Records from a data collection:
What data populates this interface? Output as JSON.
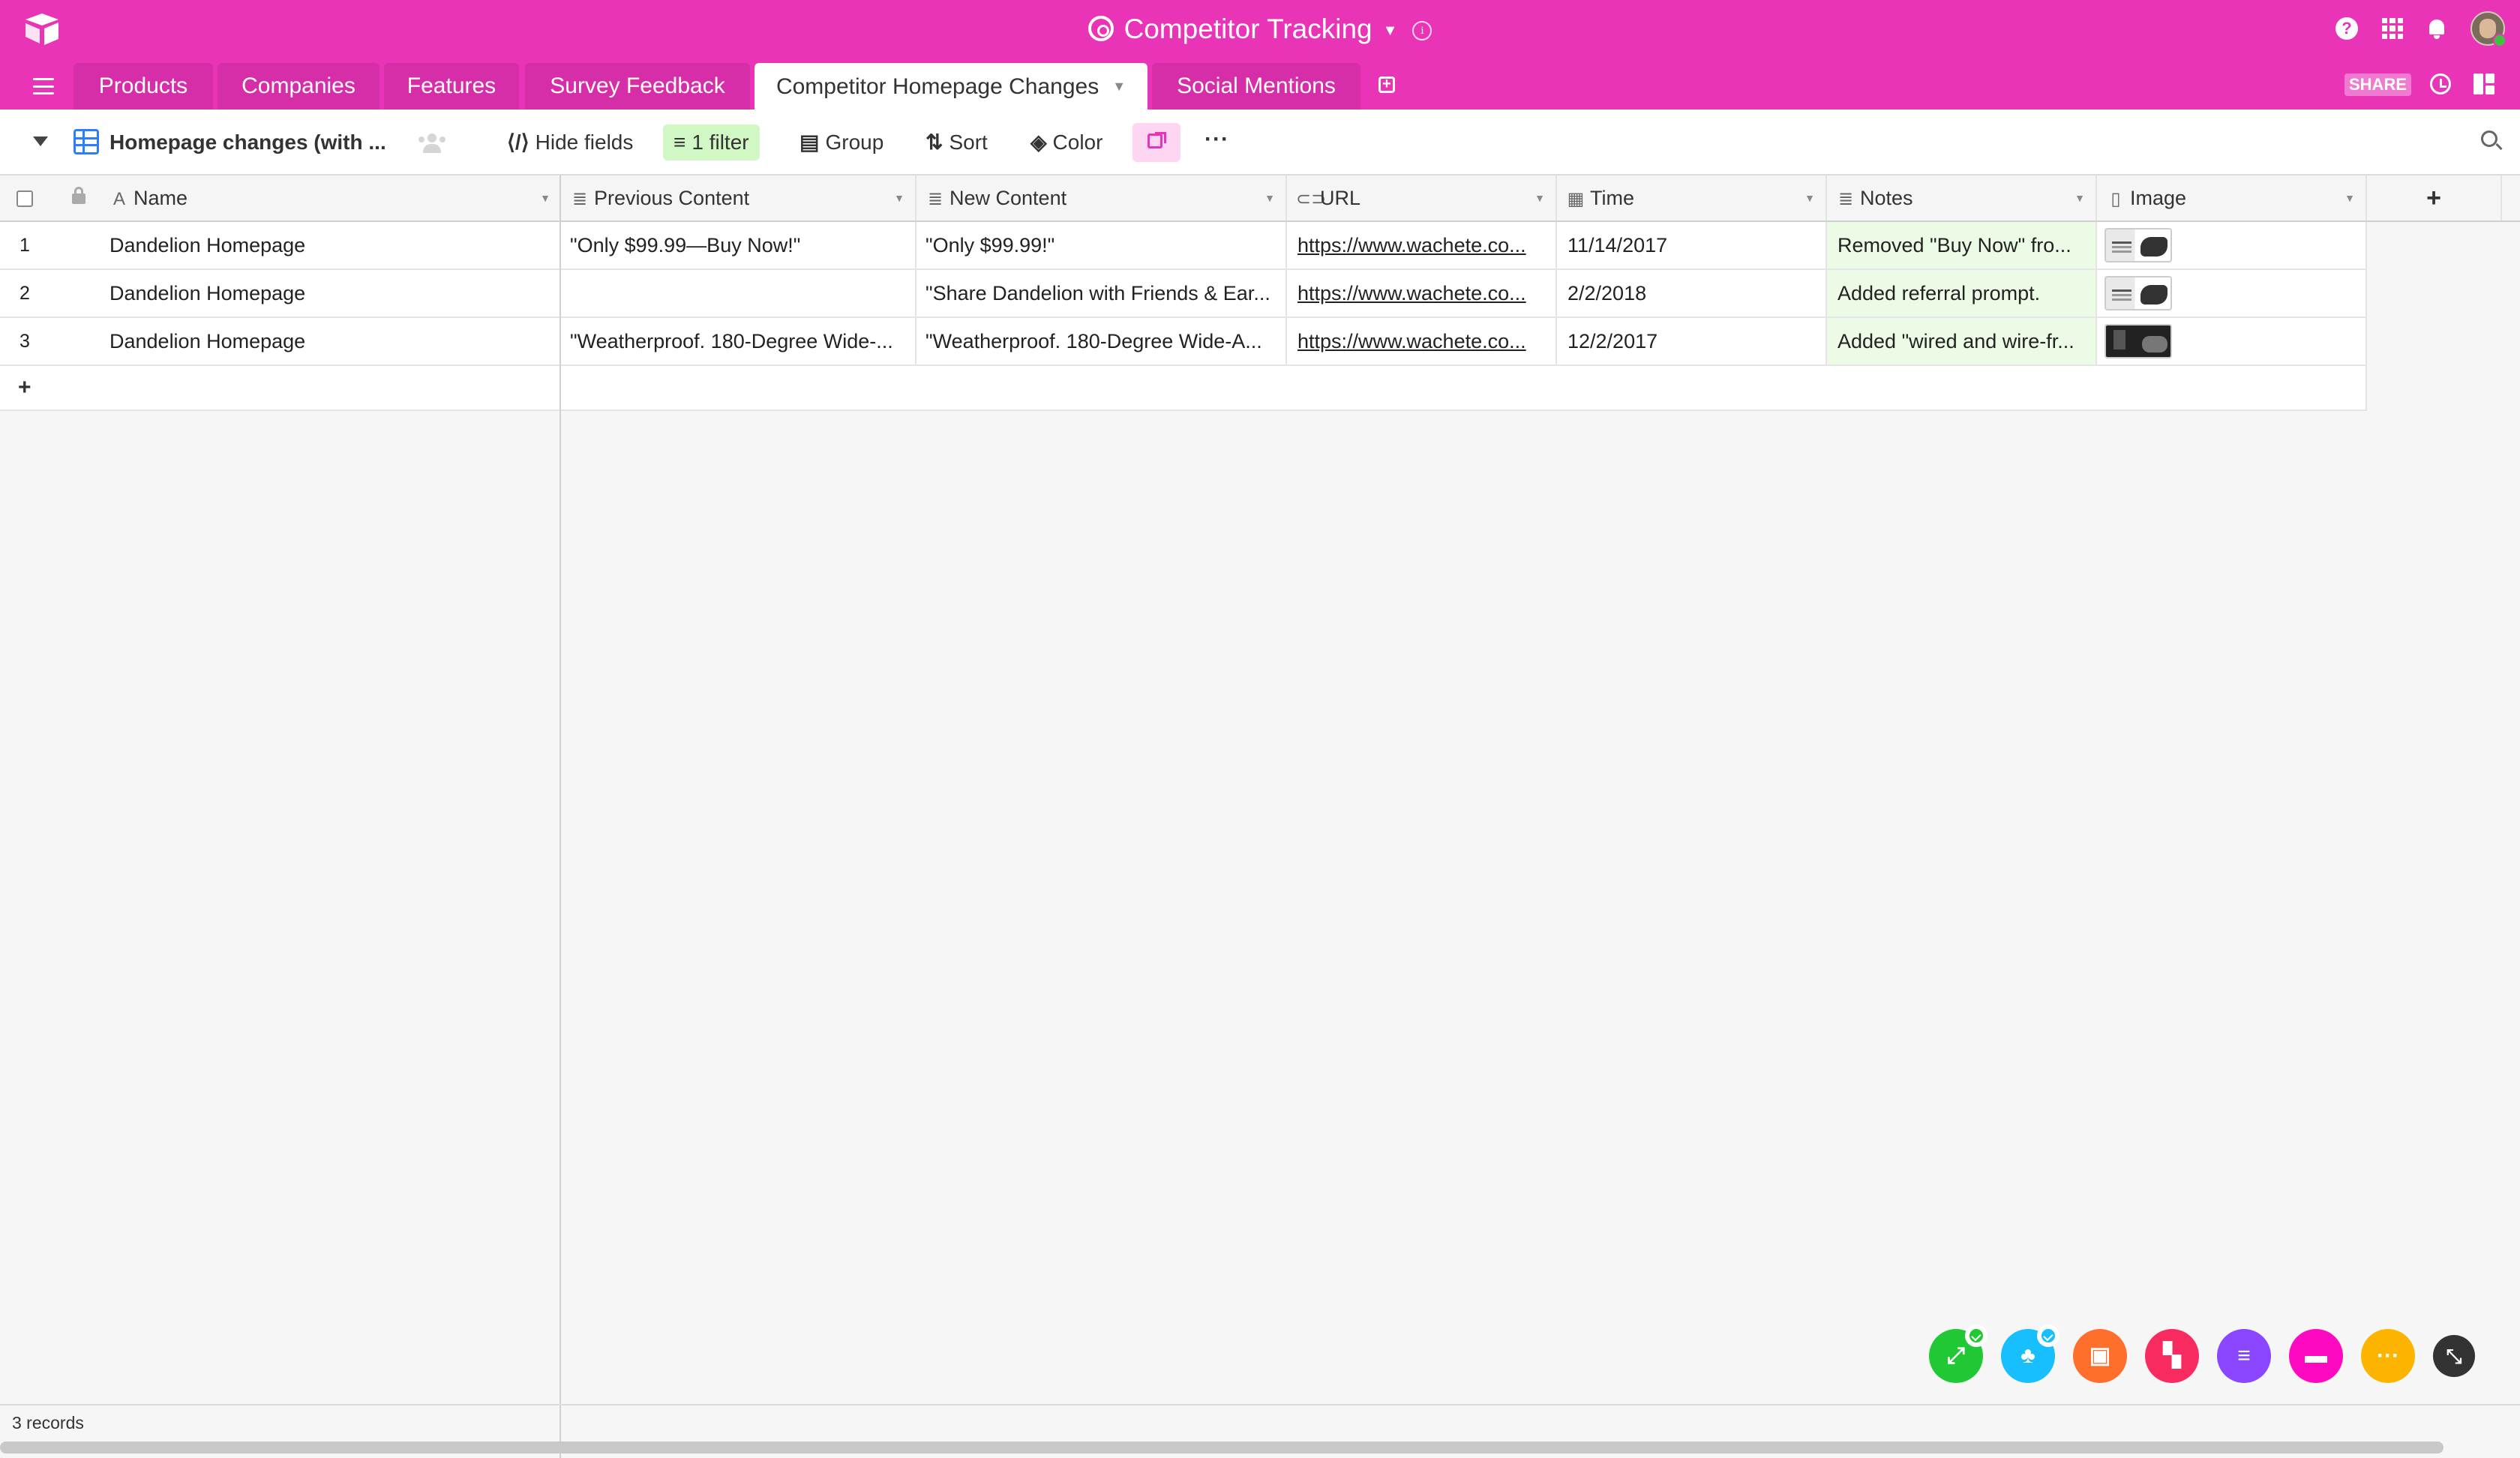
{
  "app": {
    "base_title": "Competitor Tracking",
    "share_label": "SHARE"
  },
  "tabs": [
    {
      "label": "Products"
    },
    {
      "label": "Companies"
    },
    {
      "label": "Features"
    },
    {
      "label": "Survey Feedback"
    },
    {
      "label": "Competitor Homepage Changes",
      "active": true
    },
    {
      "label": "Social Mentions"
    }
  ],
  "view": {
    "name": "Homepage changes (with ...",
    "hide_fields": "Hide fields",
    "filter": "1 filter",
    "group": "Group",
    "sort": "Sort",
    "color": "Color",
    "more": "···"
  },
  "columns": [
    {
      "label": "Name",
      "icon": "text-icon"
    },
    {
      "label": "Previous Content",
      "icon": "long-text-icon"
    },
    {
      "label": "New Content",
      "icon": "long-text-icon"
    },
    {
      "label": "URL",
      "icon": "link-icon"
    },
    {
      "label": "Time",
      "icon": "calendar-icon"
    },
    {
      "label": "Notes",
      "icon": "long-text-icon"
    },
    {
      "label": "Image",
      "icon": "attachment-icon"
    }
  ],
  "rows": [
    {
      "num": "1",
      "name": "Dandelion Homepage",
      "previous": "\"Only $99.99—Buy Now!\"",
      "new": "\"Only $99.99!\"",
      "url": "https://www.wachete.co...",
      "time": "11/14/2017",
      "notes": "Removed \"Buy Now\" fro...",
      "image": "light"
    },
    {
      "num": "2",
      "name": "Dandelion Homepage",
      "previous": "",
      "new": "\"Share Dandelion with Friends & Ear...",
      "url": "https://www.wachete.co...",
      "time": "2/2/2018",
      "notes": "Added referral prompt.",
      "image": "light"
    },
    {
      "num": "3",
      "name": "Dandelion Homepage",
      "previous": "\"Weatherproof. 180-Degree Wide-...",
      "new": "\"Weatherproof. 180-Degree Wide-A...",
      "url": "https://www.wachete.co...",
      "time": "12/2/2017",
      "notes": "Added \"wired and wire-fr...",
      "image": "dark"
    }
  ],
  "footer": {
    "records": "3 records"
  },
  "apps": [
    {
      "name": "green-app",
      "color": "#20c933"
    },
    {
      "name": "blue-app",
      "color": "#18bfff"
    },
    {
      "name": "orange-app",
      "color": "#ff6f2c"
    },
    {
      "name": "red-app",
      "color": "#f82b60"
    },
    {
      "name": "purple-app",
      "color": "#8b46ff"
    },
    {
      "name": "pink-app",
      "color": "#ff08c2"
    },
    {
      "name": "yellow-app",
      "color": "#fcb400"
    },
    {
      "name": "dark-app",
      "color": "#333333"
    }
  ],
  "colors": {
    "brand": "#e934b8",
    "filter_bg": "#d1f7c4",
    "notes_bg": "#ecfbe6"
  }
}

### GOAL
Copy the records above exactly, omitting every picture.

### COMPLETED EXERCISE
What data populates this interface? Output as JSON.
{
  "app": {
    "base_title": "Competitor Tracking",
    "share_label": "SHARE"
  },
  "tabs": [
    {
      "label": "Products"
    },
    {
      "label": "Companies"
    },
    {
      "label": "Features"
    },
    {
      "label": "Survey Feedback"
    },
    {
      "label": "Competitor Homepage Changes",
      "active": true
    },
    {
      "label": "Social Mentions"
    }
  ],
  "view": {
    "name": "Homepage changes (with ...",
    "hide_fields": "Hide fields",
    "filter": "1 filter",
    "group": "Group",
    "sort": "Sort",
    "color": "Color",
    "more": "···"
  },
  "columns": [
    {
      "label": "Name",
      "icon": "text-icon"
    },
    {
      "label": "Previous Content",
      "icon": "long-text-icon"
    },
    {
      "label": "New Content",
      "icon": "long-text-icon"
    },
    {
      "label": "URL",
      "icon": "link-icon"
    },
    {
      "label": "Time",
      "icon": "calendar-icon"
    },
    {
      "label": "Notes",
      "icon": "long-text-icon"
    },
    {
      "label": "Image",
      "icon": "attachment-icon"
    }
  ],
  "rows": [
    {
      "num": "1",
      "name": "Dandelion Homepage",
      "previous": "\"Only $99.99—Buy Now!\"",
      "new": "\"Only $99.99!\"",
      "url": "https://www.wachete.co...",
      "time": "11/14/2017",
      "notes": "Removed \"Buy Now\" fro...",
      "image": "light"
    },
    {
      "num": "2",
      "name": "Dandelion Homepage",
      "previous": "",
      "new": "\"Share Dandelion with Friends & Ear...",
      "url": "https://www.wachete.co...",
      "time": "2/2/2018",
      "notes": "Added referral prompt.",
      "image": "light"
    },
    {
      "num": "3",
      "name": "Dandelion Homepage",
      "previous": "\"Weatherproof. 180-Degree Wide-...",
      "new": "\"Weatherproof. 180-Degree Wide-A...",
      "url": "https://www.wachete.co...",
      "time": "12/2/2017",
      "notes": "Added \"wired and wire-fr...",
      "image": "dark"
    }
  ],
  "footer": {
    "records": "3 records"
  },
  "apps": [
    {
      "name": "green-app",
      "color": "#20c933"
    },
    {
      "name": "blue-app",
      "color": "#18bfff"
    },
    {
      "name": "orange-app",
      "color": "#ff6f2c"
    },
    {
      "name": "red-app",
      "color": "#f82b60"
    },
    {
      "name": "purple-app",
      "color": "#8b46ff"
    },
    {
      "name": "pink-app",
      "color": "#ff08c2"
    },
    {
      "name": "yellow-app",
      "color": "#fcb400"
    },
    {
      "name": "dark-app",
      "color": "#333333"
    }
  ],
  "colors": {
    "brand": "#e934b8",
    "filter_bg": "#d1f7c4",
    "notes_bg": "#ecfbe6"
  }
}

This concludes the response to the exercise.